CHALLENGE:
Isolate every line in the records below with "huur" in it.

(Some records)
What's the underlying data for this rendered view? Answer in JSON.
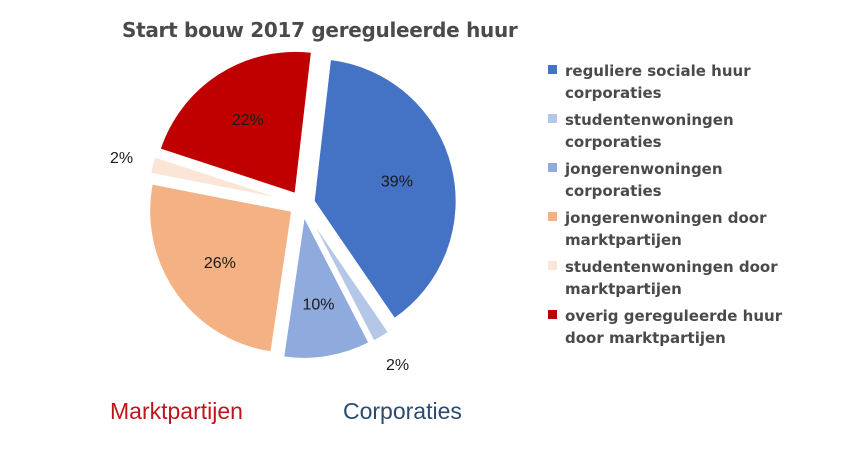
{
  "chart_data": {
    "type": "pie",
    "title": "Start bouw 2017 gereguleerde huur",
    "categories": [
      "reguliere sociale huur corporaties",
      "studentenwoningen corporaties",
      "jongerenwoningen corporaties",
      "jongerenwoningen door marktpartijen",
      "studentenwoningen door marktpartijen",
      "overig gereguleerde huur door marktpartijen"
    ],
    "values": [
      39,
      2,
      10,
      26,
      2,
      22
    ],
    "data_labels": [
      "39%",
      "2%",
      "10%",
      "26%",
      "2%",
      "22%"
    ],
    "colors": [
      "#4472c4",
      "#b4c7e7",
      "#8faadc",
      "#f4b183",
      "#fbe5d6",
      "#c00000"
    ],
    "legend_position": "right",
    "exploded": true
  },
  "group_labels": {
    "left": "Marktpartijen",
    "right": "Corporaties"
  }
}
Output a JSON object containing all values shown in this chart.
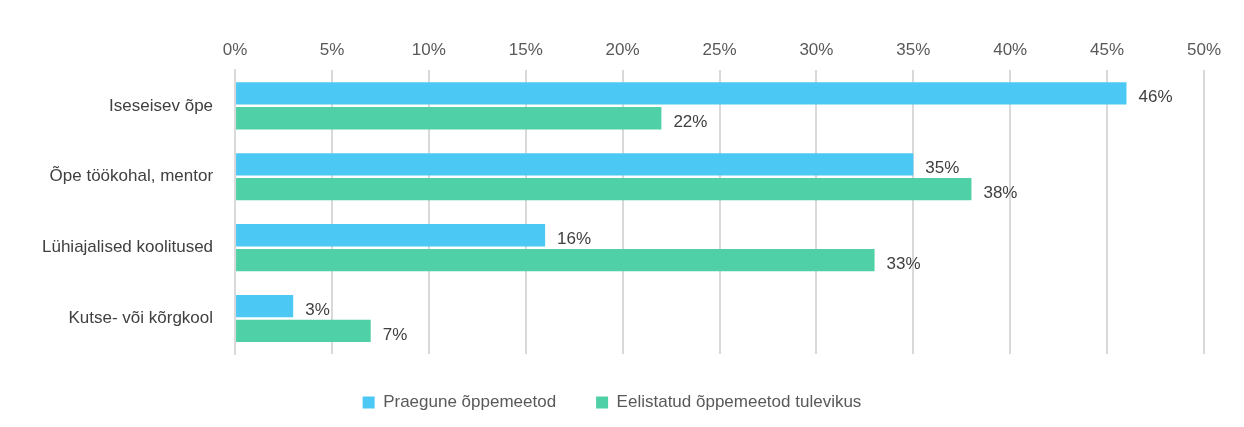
{
  "chart_data": {
    "type": "bar",
    "orientation": "horizontal",
    "categories": [
      "Iseseisev õpe",
      "Õpe töökohal, mentor",
      "Lühiajalised koolitused",
      "Kutse- või kõrgkool"
    ],
    "series": [
      {
        "name": "Praegune õppemeetod",
        "color": "#4cc8f4",
        "values": [
          46,
          35,
          16,
          3
        ],
        "value_labels": [
          "46%",
          "35%",
          "16%",
          "3%"
        ]
      },
      {
        "name": "Eelistatud õppemeetod tulevikus",
        "color": "#4fd0a6",
        "values": [
          22,
          38,
          33,
          7
        ],
        "value_labels": [
          "22%",
          "38%",
          "33%",
          "7%"
        ]
      }
    ],
    "xlim": [
      0,
      50
    ],
    "xticks": [
      {
        "value": 0,
        "label": "0%"
      },
      {
        "value": 5,
        "label": "5%"
      },
      {
        "value": 10,
        "label": "10%"
      },
      {
        "value": 15,
        "label": "15%"
      },
      {
        "value": 20,
        "label": "20%"
      },
      {
        "value": 25,
        "label": "25%"
      },
      {
        "value": 30,
        "label": "30%"
      },
      {
        "value": 35,
        "label": "35%"
      },
      {
        "value": 40,
        "label": "40%"
      },
      {
        "value": 45,
        "label": "45%"
      },
      {
        "value": 50,
        "label": "50%"
      }
    ],
    "grid": "x",
    "legend": "bottom"
  }
}
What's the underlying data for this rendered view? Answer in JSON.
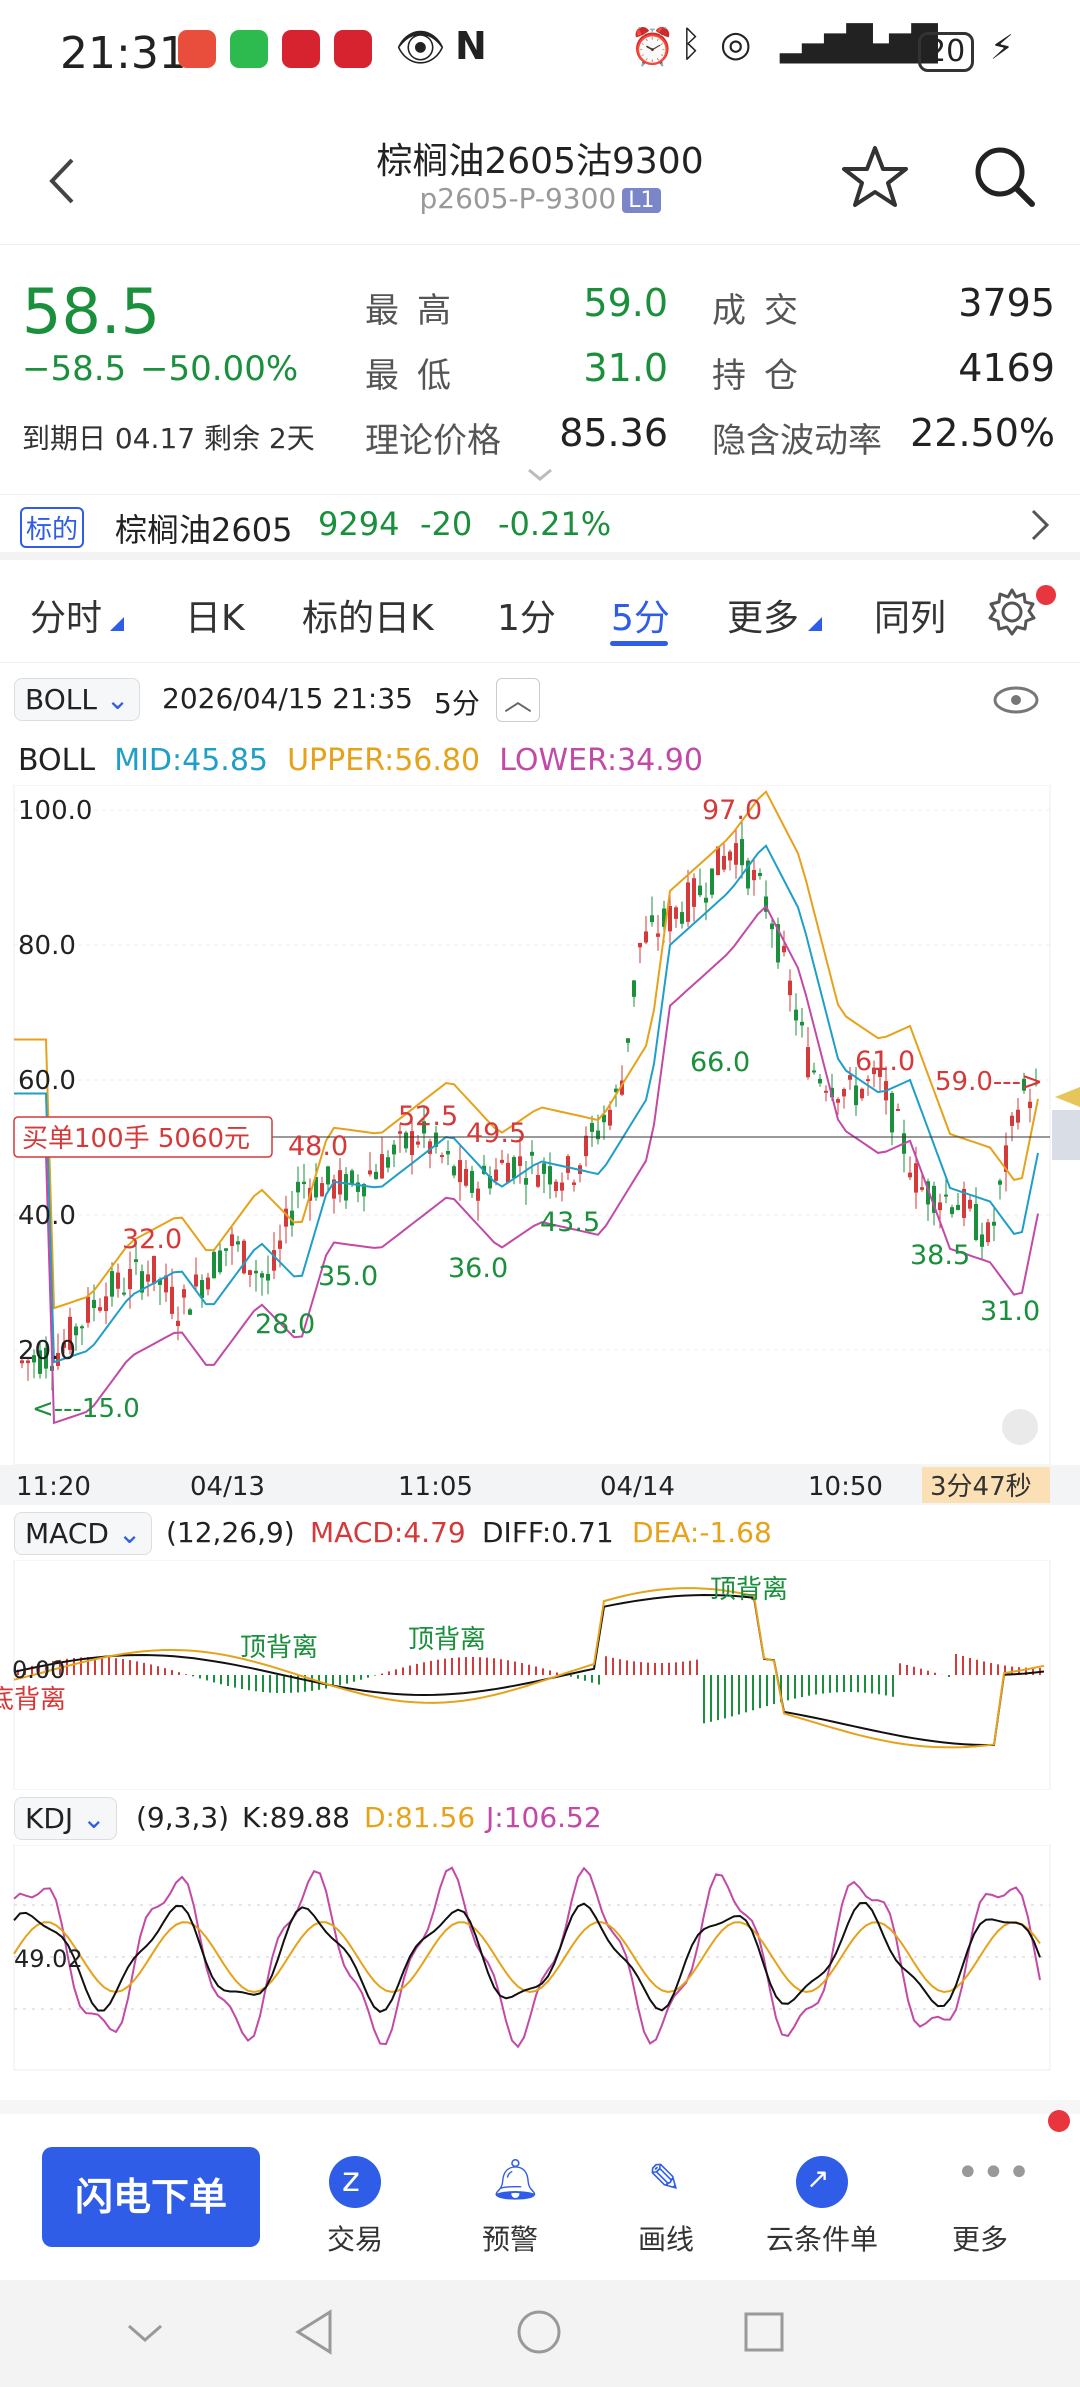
{
  "status_bar": {
    "time": "21:31",
    "battery": "20"
  },
  "header": {
    "title": "棕榈油2605沽9300",
    "code": "p2605-P-9300",
    "level": "L1"
  },
  "quote": {
    "price": "58.5",
    "change": "−58.5",
    "change_pct": "−50.00%",
    "expiry_label": "到期日",
    "expiry": "04.17",
    "remain_label": "剩余",
    "remain": "2天",
    "high_label": "最高",
    "high": "59.0",
    "low_label": "最低",
    "low": "31.0",
    "theo_label": "理论价格",
    "theo": "85.36",
    "volume_label": "成交",
    "volume": "3795",
    "oi_label": "持仓",
    "oi": "4169",
    "iv_label": "隐含波动率",
    "iv": "22.50%"
  },
  "underlying": {
    "tag": "标的",
    "name": "棕榈油2605",
    "price": "9294",
    "change": "-20",
    "change_pct": "-0.21%"
  },
  "tabs": [
    "分时",
    "日K",
    "标的日K",
    "1分",
    "5分",
    "更多",
    "同列"
  ],
  "active_tab": "5分",
  "boll_bar": {
    "indicator": "BOLL",
    "datetime": "2026/04/15 21:35",
    "period": "5分"
  },
  "boll_legend": {
    "name": "BOLL",
    "mid": "MID:45.85",
    "upper": "UPPER:56.80",
    "lower": "LOWER:34.90"
  },
  "main_chart": {
    "y_ticks": [
      "100.0",
      "80.0",
      "60.0",
      "40.0",
      "20.0"
    ],
    "x_ticks": [
      "11:20",
      "04/13",
      "11:05",
      "04/14",
      "10:50"
    ],
    "countdown": "3分47秒",
    "order_label": "买单100手  5060元",
    "annotations": {
      "a32": "32.0",
      "a48": "48.0",
      "a525": "52.5",
      "a495": "49.5",
      "a97": "97.0",
      "a61": "61.0",
      "a59": "59.0--->",
      "a15": "<---15.0",
      "a28": "28.0",
      "a35": "35.0",
      "a36": "36.0",
      "a435": "43.5",
      "a66": "66.0",
      "a385": "38.5",
      "a31": "31.0"
    }
  },
  "macd_bar": {
    "indicator": "MACD",
    "params": "(12,26,9)",
    "macd": "MACD:4.79",
    "diff": "DIFF:0.71",
    "dea": "DEA:-1.68"
  },
  "macd_chart": {
    "zero": "0.00",
    "div1": "顶背离",
    "div2": "顶背离",
    "div3": "顶背离",
    "div4": "底背离"
  },
  "kdj_bar": {
    "indicator": "KDJ",
    "params": "(9,3,3)",
    "k": "K:89.88",
    "d": "D:81.56",
    "j": "J:106.52"
  },
  "kdj_chart": {
    "level": "49.02"
  },
  "bottom_nav": {
    "flash": "闪电下单",
    "items": [
      "交易",
      "预警",
      "画线",
      "云条件单",
      "更多"
    ]
  },
  "colors": {
    "up": "#d43a3a",
    "down": "#1a8f3c",
    "accent": "#2f5de8",
    "mid": "#1f9fc8",
    "upper": "#e6a21a",
    "lower": "#c24aa6"
  }
}
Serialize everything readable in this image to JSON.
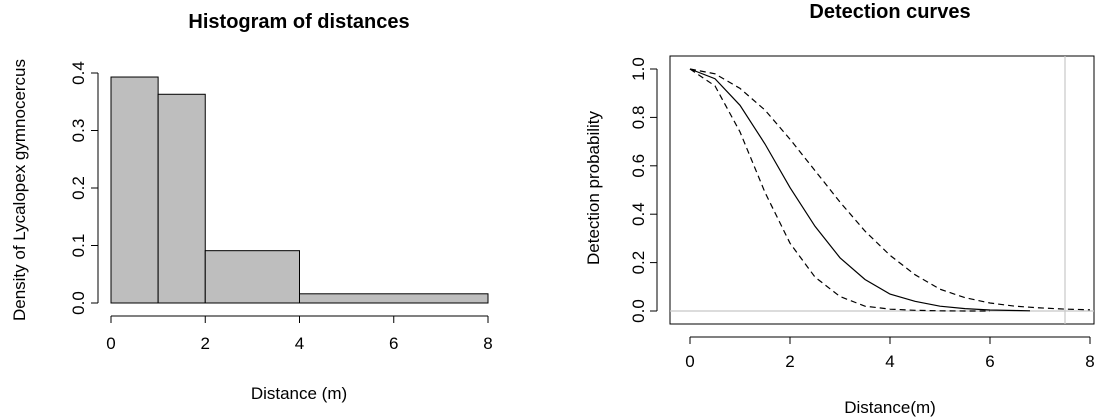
{
  "chart_data": [
    {
      "type": "bar",
      "title": "Histogram of distances",
      "xlabel": "Distance (m)",
      "ylabel": "Density of Lycalopex gymnocercus",
      "bins": [
        {
          "start": 0,
          "end": 1,
          "value": 0.393
        },
        {
          "start": 1,
          "end": 2,
          "value": 0.363
        },
        {
          "start": 2,
          "end": 4,
          "value": 0.091
        },
        {
          "start": 4,
          "end": 8,
          "value": 0.016
        }
      ],
      "xlim": [
        0,
        8
      ],
      "ylim": [
        0,
        0.4
      ],
      "xticks": [
        "0",
        "2",
        "4",
        "6",
        "8"
      ],
      "xtick_values": [
        0,
        2,
        4,
        6,
        8
      ],
      "yticks": [
        "0.0",
        "0.1",
        "0.2",
        "0.3",
        "0.4"
      ],
      "ytick_values": [
        0,
        0.1,
        0.2,
        0.3,
        0.4
      ]
    },
    {
      "type": "line",
      "title": "Detection curves",
      "xlabel": "Distance(m)",
      "ylabel": "Detection probability",
      "xlim": [
        0,
        8
      ],
      "ylim": [
        0,
        1
      ],
      "xticks": [
        "0",
        "2",
        "4",
        "6",
        "8"
      ],
      "xtick_values": [
        0,
        2,
        4,
        6,
        8
      ],
      "yticks": [
        "0.0",
        "0.2",
        "0.4",
        "0.6",
        "0.8",
        "1.0"
      ],
      "ytick_values": [
        0,
        0.2,
        0.4,
        0.6,
        0.8,
        1.0
      ],
      "series": [
        {
          "style": "solid",
          "color": "#000000",
          "x": [
            0,
            0.5,
            1,
            1.5,
            2,
            2.5,
            3,
            3.5,
            4,
            4.5,
            5,
            5.5,
            6,
            6.5,
            6.8
          ],
          "y": [
            1.0,
            0.96,
            0.85,
            0.69,
            0.51,
            0.35,
            0.22,
            0.13,
            0.07,
            0.04,
            0.02,
            0.01,
            0.004,
            0.002,
            0.001
          ]
        },
        {
          "style": "dashed",
          "color": "#000000",
          "x": [
            0,
            0.5,
            1,
            1.5,
            2,
            2.5,
            3,
            3.5,
            4,
            4.5,
            5,
            5.5,
            6
          ],
          "y": [
            1.0,
            0.93,
            0.74,
            0.49,
            0.28,
            0.14,
            0.06,
            0.02,
            0.008,
            0.003,
            0.001,
            0.0,
            0.0
          ]
        },
        {
          "style": "dashed",
          "color": "#000000",
          "x": [
            0,
            0.5,
            1,
            1.5,
            2,
            2.5,
            3,
            3.5,
            4,
            4.5,
            5,
            5.5,
            6,
            6.5,
            7,
            7.5,
            8
          ],
          "y": [
            1.0,
            0.98,
            0.92,
            0.83,
            0.71,
            0.58,
            0.45,
            0.33,
            0.23,
            0.15,
            0.09,
            0.055,
            0.033,
            0.02,
            0.013,
            0.008,
            0.005
          ]
        }
      ],
      "reference_lines": {
        "vertical_x": 7.5,
        "horizontal_y": 0,
        "color": "#c8c8c8"
      }
    }
  ]
}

EXERCISE RESULT:
    "title": "Start bouw 2017 gereguleerde huur",
      "reguliere sociale huur corporaties",
      "overig gereguleerde huur door marktpartijen"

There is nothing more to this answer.